Task directions >> Convert the rows below into a numbered list with one line per item, dropping any blank lines and leaving out the pictures.

[BEGIN]

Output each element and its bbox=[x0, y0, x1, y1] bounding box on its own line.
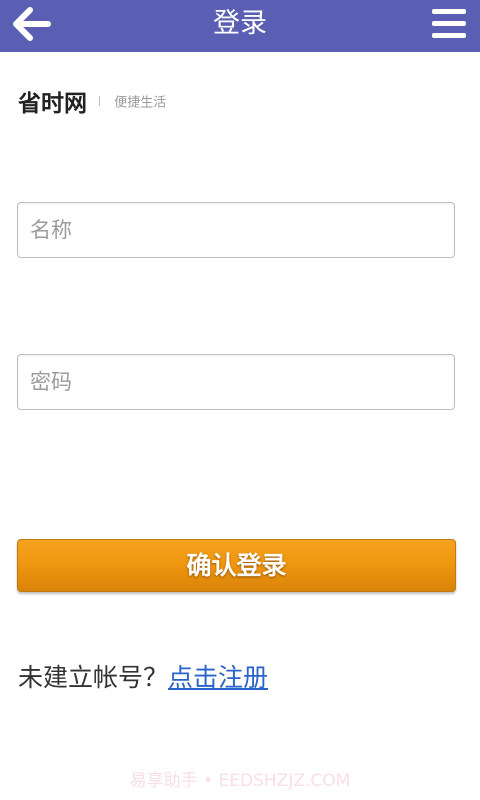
page-title: 登录 bbox=[213, 8, 267, 39]
register-prompt-line: 未建立帐号？点击注册 bbox=[18, 658, 268, 694]
brand-slogan: 便捷生活 bbox=[114, 95, 167, 111]
brand-header: 省时网 便捷生活 bbox=[18, 84, 167, 117]
menu-button[interactable] bbox=[428, 4, 470, 44]
login-page: 登录 省时网 便捷生活 确认登录 未建立帐号？点击注册 易享助手 • EEDSH… bbox=[0, 0, 480, 800]
top-bar: 登录 bbox=[0, 0, 480, 52]
password-input[interactable] bbox=[17, 354, 455, 410]
name-input[interactable] bbox=[17, 202, 455, 258]
confirm-login-button[interactable]: 确认登录 bbox=[17, 539, 456, 592]
watermark: 易享助手 • EEDSHZJZ.COM bbox=[129, 771, 351, 791]
brand-divider bbox=[99, 96, 101, 106]
hamburger-menu-icon bbox=[432, 9, 466, 38]
register-prompt: 未建立帐号？ bbox=[18, 663, 169, 692]
brand-name: 省时网 bbox=[18, 91, 87, 117]
register-link[interactable]: 点击注册 bbox=[168, 663, 268, 692]
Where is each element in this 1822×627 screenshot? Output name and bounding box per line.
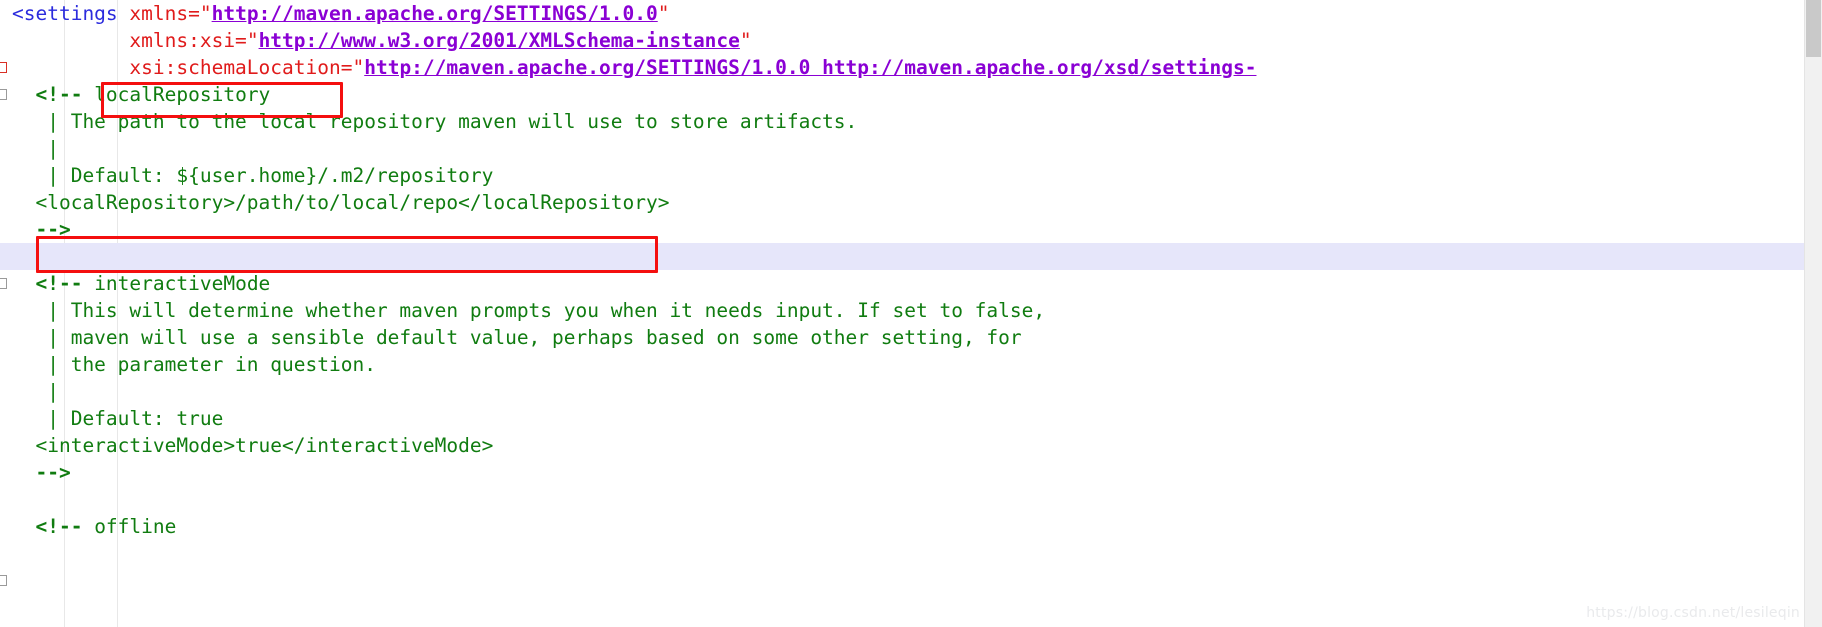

[END]

Exercise result >>
1. Output each element and its bbox=[x0, y0, x1, y1] bounding box on its own line.
2. page-title: 登录 bbox=[213, 8, 267, 39]
3. register-prompt-line: 未建立帐号？点击注册 bbox=[18, 658, 268, 694]
4. brand-slogan: 便捷生活 bbox=[114, 95, 167, 111]
5. brand-header: 省时网 便捷生活 bbox=[18, 84, 167, 117]
6. menu-button[interactable] bbox=[428, 4, 470, 44]
7. login-page: 登录 省时网 便捷生活 确认登录 未建立帐号？点击注册 易享助手 • EEDSH… bbox=[0, 0, 480, 800]
8. top-bar: 登录 bbox=[0, 0, 480, 52]
9. password-input[interactable] bbox=[17, 354, 455, 410]
10. name-input[interactable] bbox=[17, 202, 455, 258]
11. confirm-login-button[interactable]: 确认登录 bbox=[17, 539, 456, 592]
12. watermark: 易享助手 • EEDSHZJZ.COM bbox=[129, 771, 351, 791]
13. brand-divider bbox=[99, 96, 101, 106]
14. hamburger-menu-icon bbox=[432, 9, 466, 38]
15. register-prompt: 未建立帐号？ bbox=[18, 663, 169, 692]
16. brand-name: 省时网 bbox=[18, 91, 87, 117]
17. register-link[interactable]: 点击注册 bbox=[168, 663, 268, 692]
18. Where is each element in this 1822×627 screenshot? Output name and bounding box per line.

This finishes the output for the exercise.